— BEGIN SUPPLIED MATERIAL —

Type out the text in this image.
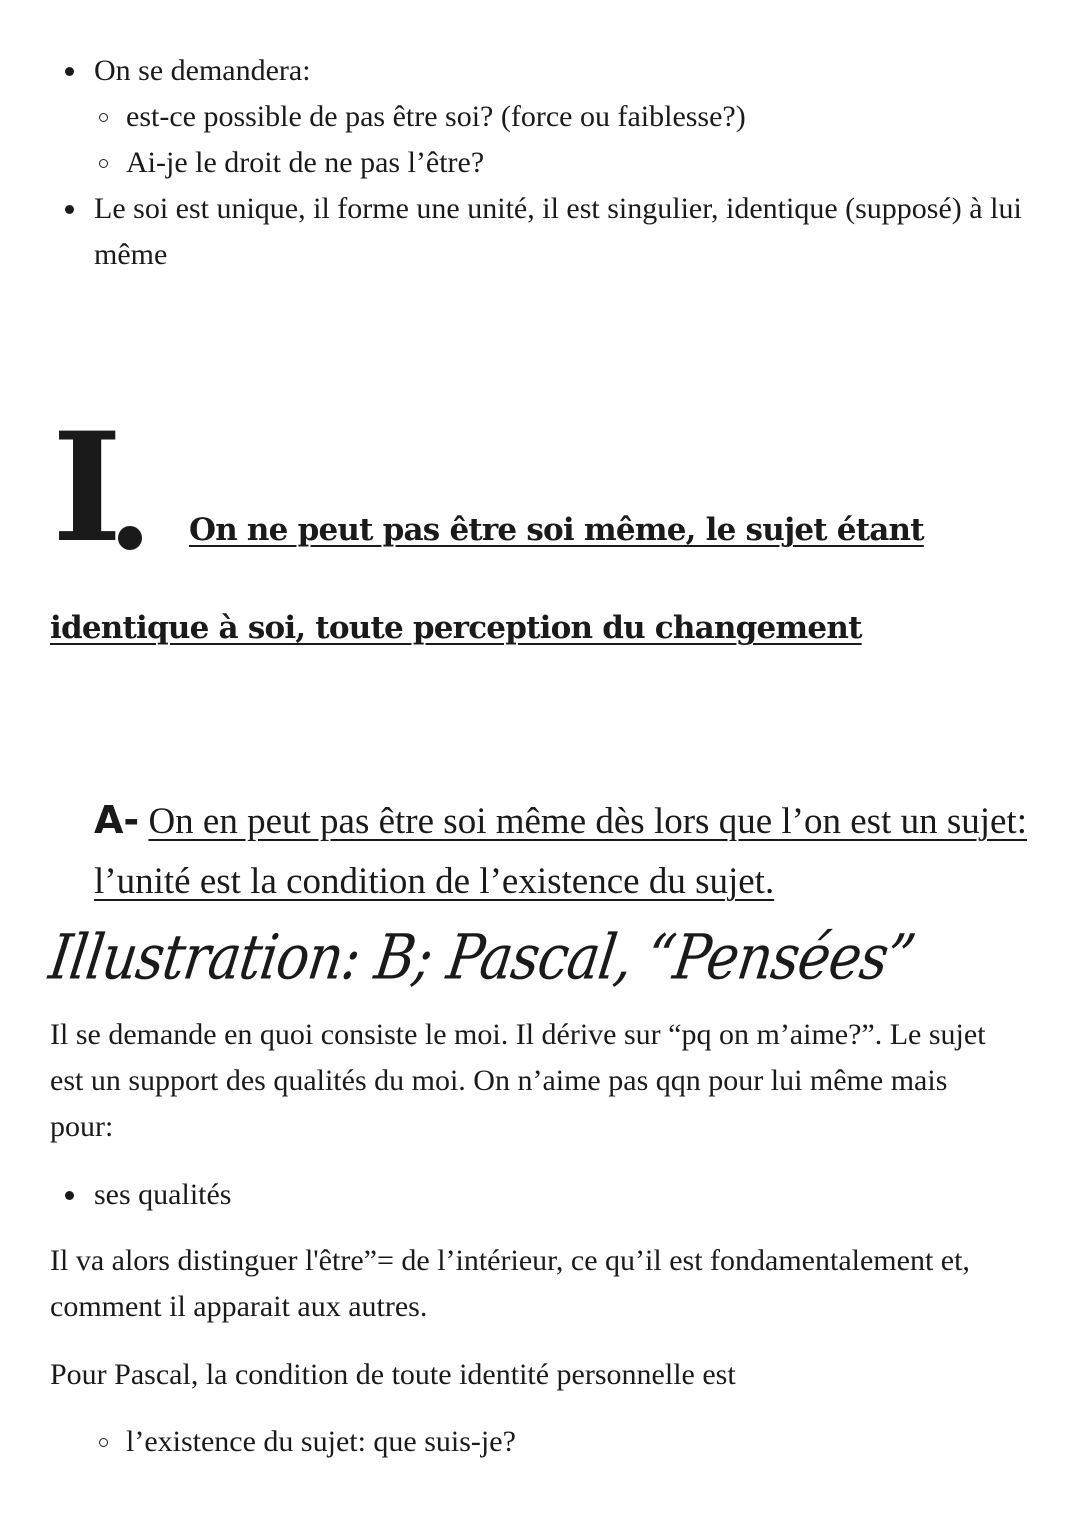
On se demandera:
est-ce possible de pas être soi? (force ou faiblesse?)
Ai-je le droit de ne pas l’être?
Le soi est unique, il forme une unité, il est singulier, identique (supposé) à lui même
I On ne peut pas être soi même, le sujet étant
identique à soi, toute perception du changement
A- On en peut pas être soi même dès lors que l’on est un sujet: l’unité est la condition de l’existence du sujet.
Illustration: B; Pascal, “Pensées”

Il se demande en quoi consiste le moi. Il dérive sur “pq on m’aime?”. Le sujet est un support des qualités du moi. On n’aime pas qqn pour lui même mais pour:

ses qualités

Il va alors distinguer l'être”= de l’intérieur, ce qu’il est fondamentalement et, comment il apparait aux autres.

Pour Pascal, la condition de toute identité personnelle est

l’existence du sujet: que suis-je?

— END SUPPLIED MATERIAL —

§ DESCRIPTION OF THE TASK: Find "unité". Copy every line it occurs in.

§ FULL SOLUTION:
Le soi est unique, il forme une unité, il est singulier, identique (supposé) à lui même
A- On en peut pas être soi même dès lors que l’on est un sujet: l’unité est la condition de l’existence du sujet.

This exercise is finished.